## How to complete this task
Tell how many lines in the records contain the word "Estado"; the number alone is the answer.

Extracts from a graphics dataset
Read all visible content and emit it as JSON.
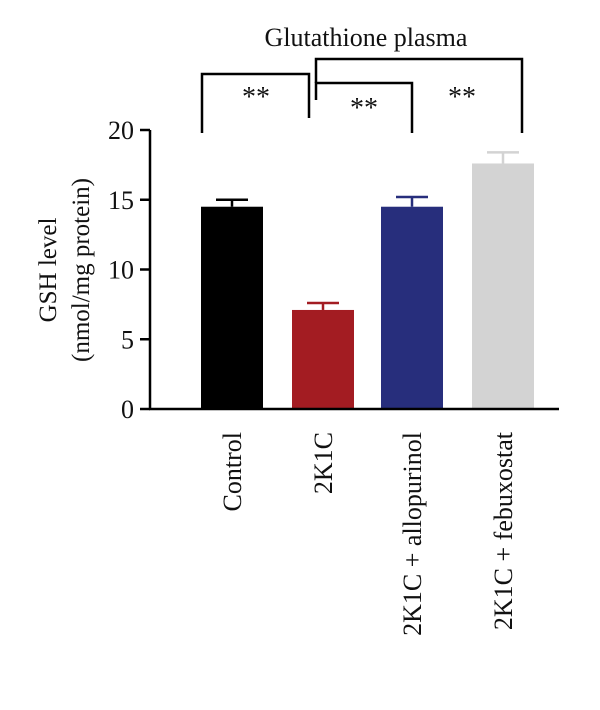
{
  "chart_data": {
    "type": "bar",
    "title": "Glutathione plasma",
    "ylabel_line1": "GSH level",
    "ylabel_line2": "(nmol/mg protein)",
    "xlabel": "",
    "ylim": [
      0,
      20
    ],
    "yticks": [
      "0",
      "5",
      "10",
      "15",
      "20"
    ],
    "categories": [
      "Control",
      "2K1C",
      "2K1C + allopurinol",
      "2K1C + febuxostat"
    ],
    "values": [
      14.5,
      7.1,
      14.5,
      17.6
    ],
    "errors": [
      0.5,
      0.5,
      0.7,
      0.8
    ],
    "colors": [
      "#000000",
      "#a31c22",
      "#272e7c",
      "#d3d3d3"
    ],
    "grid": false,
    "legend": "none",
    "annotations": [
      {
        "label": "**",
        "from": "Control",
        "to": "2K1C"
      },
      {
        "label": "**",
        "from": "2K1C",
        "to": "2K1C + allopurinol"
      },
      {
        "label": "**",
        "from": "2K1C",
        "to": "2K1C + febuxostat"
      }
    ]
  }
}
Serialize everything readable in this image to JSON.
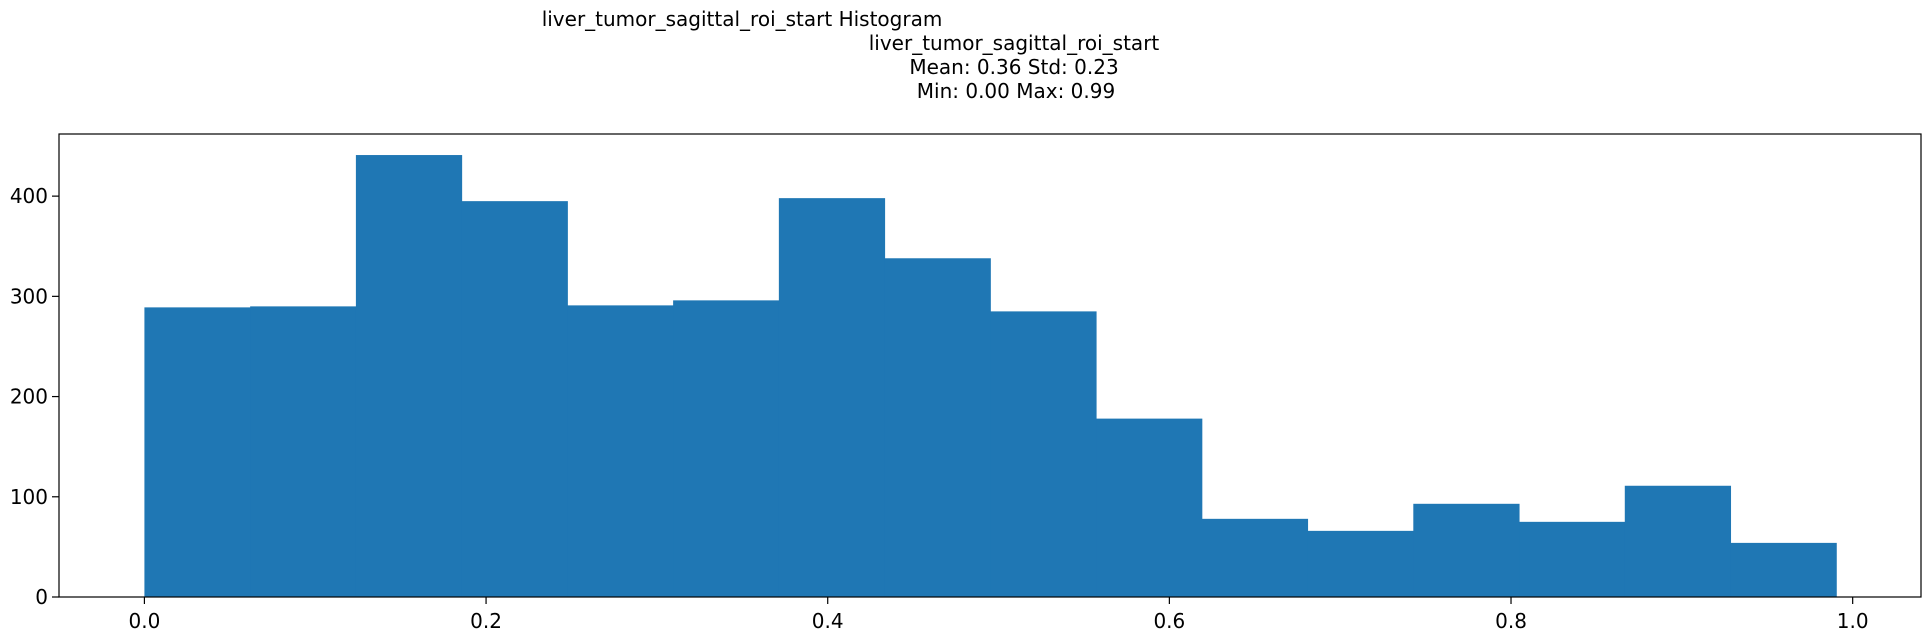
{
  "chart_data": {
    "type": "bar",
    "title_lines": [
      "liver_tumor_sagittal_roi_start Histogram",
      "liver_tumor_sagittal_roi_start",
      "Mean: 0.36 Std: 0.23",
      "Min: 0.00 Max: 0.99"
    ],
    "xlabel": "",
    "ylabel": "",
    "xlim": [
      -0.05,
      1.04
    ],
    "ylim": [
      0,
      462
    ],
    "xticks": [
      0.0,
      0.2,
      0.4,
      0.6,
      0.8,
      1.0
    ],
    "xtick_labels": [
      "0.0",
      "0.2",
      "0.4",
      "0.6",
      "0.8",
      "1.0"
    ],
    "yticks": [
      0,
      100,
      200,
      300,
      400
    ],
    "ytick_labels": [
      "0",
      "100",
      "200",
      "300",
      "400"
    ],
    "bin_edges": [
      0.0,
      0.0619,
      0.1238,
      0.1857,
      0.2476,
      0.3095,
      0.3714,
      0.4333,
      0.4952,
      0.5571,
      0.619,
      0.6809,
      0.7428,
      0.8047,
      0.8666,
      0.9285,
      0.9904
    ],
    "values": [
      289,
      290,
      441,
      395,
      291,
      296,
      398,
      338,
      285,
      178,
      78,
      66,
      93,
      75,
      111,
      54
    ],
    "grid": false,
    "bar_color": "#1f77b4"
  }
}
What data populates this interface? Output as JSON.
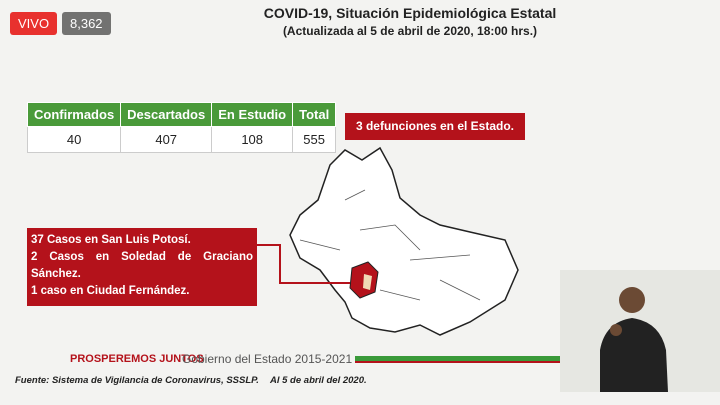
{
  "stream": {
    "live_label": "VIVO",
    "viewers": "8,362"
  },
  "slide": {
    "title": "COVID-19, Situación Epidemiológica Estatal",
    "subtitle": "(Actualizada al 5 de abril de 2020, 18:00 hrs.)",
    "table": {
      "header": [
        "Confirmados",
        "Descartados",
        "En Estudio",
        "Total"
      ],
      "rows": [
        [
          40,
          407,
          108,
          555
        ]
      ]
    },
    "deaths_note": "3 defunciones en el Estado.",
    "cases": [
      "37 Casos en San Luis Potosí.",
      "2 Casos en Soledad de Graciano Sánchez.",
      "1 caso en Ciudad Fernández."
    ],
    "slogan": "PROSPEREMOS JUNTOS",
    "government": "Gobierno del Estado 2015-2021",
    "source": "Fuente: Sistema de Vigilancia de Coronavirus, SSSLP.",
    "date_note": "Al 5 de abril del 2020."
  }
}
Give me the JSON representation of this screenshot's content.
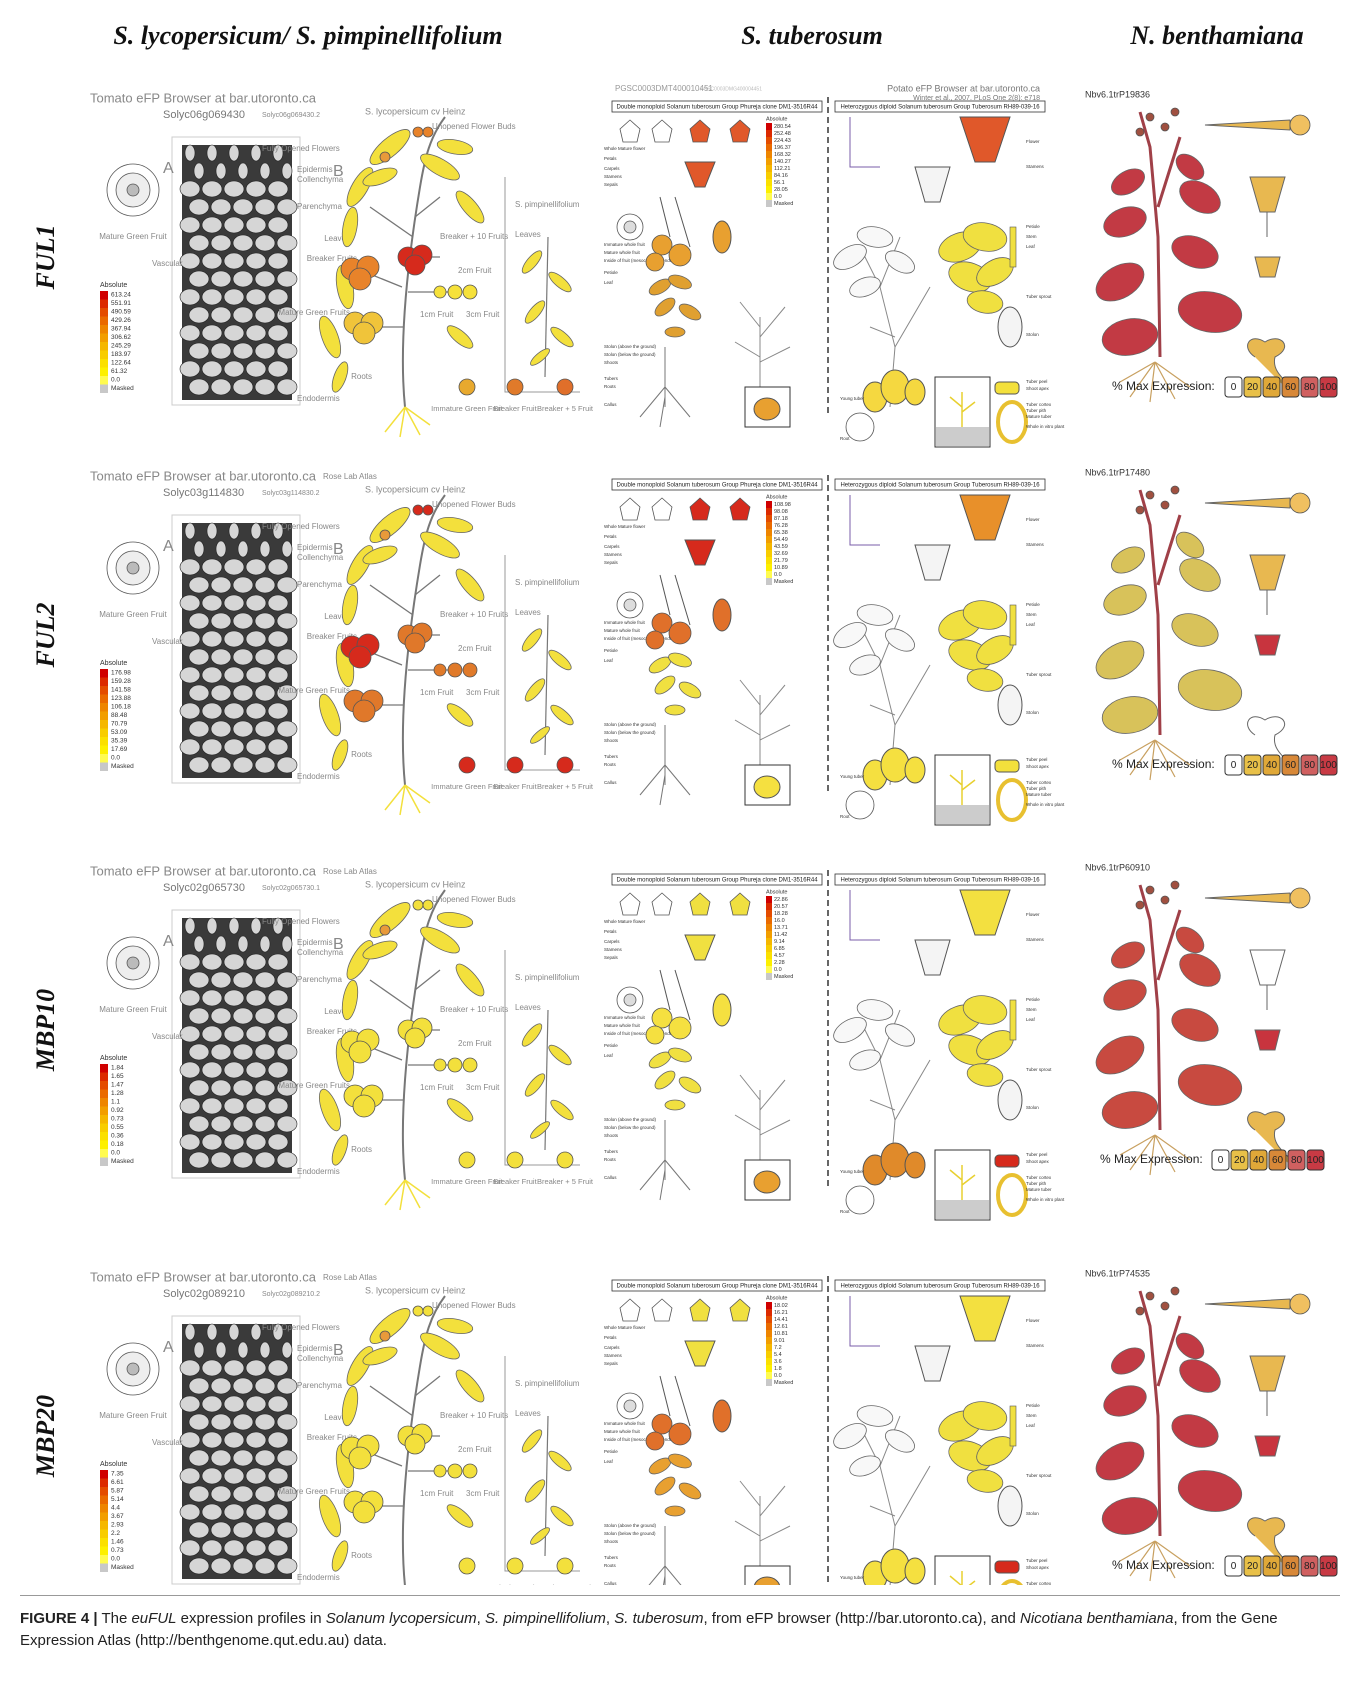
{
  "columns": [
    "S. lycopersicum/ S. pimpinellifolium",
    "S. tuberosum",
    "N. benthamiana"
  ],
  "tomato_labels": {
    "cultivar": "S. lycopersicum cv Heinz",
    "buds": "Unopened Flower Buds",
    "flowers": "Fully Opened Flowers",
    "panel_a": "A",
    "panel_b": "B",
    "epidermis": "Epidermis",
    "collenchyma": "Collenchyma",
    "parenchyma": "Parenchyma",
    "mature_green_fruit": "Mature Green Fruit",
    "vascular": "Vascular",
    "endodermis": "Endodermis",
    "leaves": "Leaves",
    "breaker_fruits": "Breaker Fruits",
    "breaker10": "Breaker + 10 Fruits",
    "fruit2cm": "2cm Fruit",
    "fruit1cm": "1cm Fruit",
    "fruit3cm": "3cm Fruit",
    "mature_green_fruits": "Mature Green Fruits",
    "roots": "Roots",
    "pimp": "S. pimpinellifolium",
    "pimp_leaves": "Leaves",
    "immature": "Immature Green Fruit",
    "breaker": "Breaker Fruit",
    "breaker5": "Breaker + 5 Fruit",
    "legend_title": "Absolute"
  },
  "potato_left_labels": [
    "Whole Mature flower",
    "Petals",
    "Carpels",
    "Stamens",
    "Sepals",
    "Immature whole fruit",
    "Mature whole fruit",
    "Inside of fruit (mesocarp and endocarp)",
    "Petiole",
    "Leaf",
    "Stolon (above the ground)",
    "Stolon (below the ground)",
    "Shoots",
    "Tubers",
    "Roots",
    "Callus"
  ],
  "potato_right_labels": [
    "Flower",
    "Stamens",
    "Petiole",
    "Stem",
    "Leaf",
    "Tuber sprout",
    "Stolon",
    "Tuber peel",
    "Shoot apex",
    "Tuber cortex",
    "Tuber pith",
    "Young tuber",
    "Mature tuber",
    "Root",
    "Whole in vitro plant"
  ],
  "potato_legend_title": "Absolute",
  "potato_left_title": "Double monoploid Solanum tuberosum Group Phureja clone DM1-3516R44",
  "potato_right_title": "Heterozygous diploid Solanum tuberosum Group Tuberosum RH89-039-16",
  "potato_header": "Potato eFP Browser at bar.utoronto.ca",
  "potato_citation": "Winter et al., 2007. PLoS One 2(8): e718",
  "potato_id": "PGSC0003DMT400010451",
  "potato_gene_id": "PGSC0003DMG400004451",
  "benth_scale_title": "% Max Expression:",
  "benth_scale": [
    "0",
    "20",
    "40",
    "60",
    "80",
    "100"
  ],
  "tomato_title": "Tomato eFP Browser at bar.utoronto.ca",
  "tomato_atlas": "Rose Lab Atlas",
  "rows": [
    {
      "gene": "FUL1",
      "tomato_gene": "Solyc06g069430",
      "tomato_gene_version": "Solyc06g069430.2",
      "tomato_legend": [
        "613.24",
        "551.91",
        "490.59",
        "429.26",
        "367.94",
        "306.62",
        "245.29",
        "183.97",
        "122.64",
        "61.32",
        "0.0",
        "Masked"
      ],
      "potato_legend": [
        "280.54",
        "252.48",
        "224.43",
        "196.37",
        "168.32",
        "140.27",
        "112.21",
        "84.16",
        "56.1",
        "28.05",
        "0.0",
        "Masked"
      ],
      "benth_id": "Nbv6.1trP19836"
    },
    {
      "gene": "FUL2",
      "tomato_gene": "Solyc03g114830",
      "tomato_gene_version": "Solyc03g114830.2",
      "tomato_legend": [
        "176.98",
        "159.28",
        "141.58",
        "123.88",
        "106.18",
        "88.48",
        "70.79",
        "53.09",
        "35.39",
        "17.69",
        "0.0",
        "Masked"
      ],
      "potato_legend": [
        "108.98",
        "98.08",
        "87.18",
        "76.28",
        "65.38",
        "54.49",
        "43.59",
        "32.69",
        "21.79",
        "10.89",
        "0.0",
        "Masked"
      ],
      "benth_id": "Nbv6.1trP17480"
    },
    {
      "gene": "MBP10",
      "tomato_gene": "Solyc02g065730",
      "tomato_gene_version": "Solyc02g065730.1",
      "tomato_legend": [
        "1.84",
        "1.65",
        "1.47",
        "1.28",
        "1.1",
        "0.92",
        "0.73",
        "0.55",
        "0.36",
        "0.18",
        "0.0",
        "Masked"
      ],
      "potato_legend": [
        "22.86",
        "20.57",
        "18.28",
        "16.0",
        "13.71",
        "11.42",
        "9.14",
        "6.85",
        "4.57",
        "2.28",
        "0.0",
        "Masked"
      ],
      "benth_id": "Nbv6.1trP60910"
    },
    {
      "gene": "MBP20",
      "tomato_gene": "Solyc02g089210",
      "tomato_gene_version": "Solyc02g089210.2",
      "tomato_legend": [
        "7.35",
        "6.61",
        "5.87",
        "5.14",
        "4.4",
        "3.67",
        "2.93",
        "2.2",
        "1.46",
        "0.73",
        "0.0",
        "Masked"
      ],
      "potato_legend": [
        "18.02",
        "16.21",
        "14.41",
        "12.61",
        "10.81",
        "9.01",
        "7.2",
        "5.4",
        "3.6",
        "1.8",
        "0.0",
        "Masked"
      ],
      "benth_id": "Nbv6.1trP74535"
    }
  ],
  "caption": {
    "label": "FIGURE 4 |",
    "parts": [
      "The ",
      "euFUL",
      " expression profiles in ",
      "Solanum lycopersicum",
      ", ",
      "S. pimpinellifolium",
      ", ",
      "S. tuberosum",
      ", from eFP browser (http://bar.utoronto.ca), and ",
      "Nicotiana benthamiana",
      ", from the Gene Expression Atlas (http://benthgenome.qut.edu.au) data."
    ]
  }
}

## Response box
2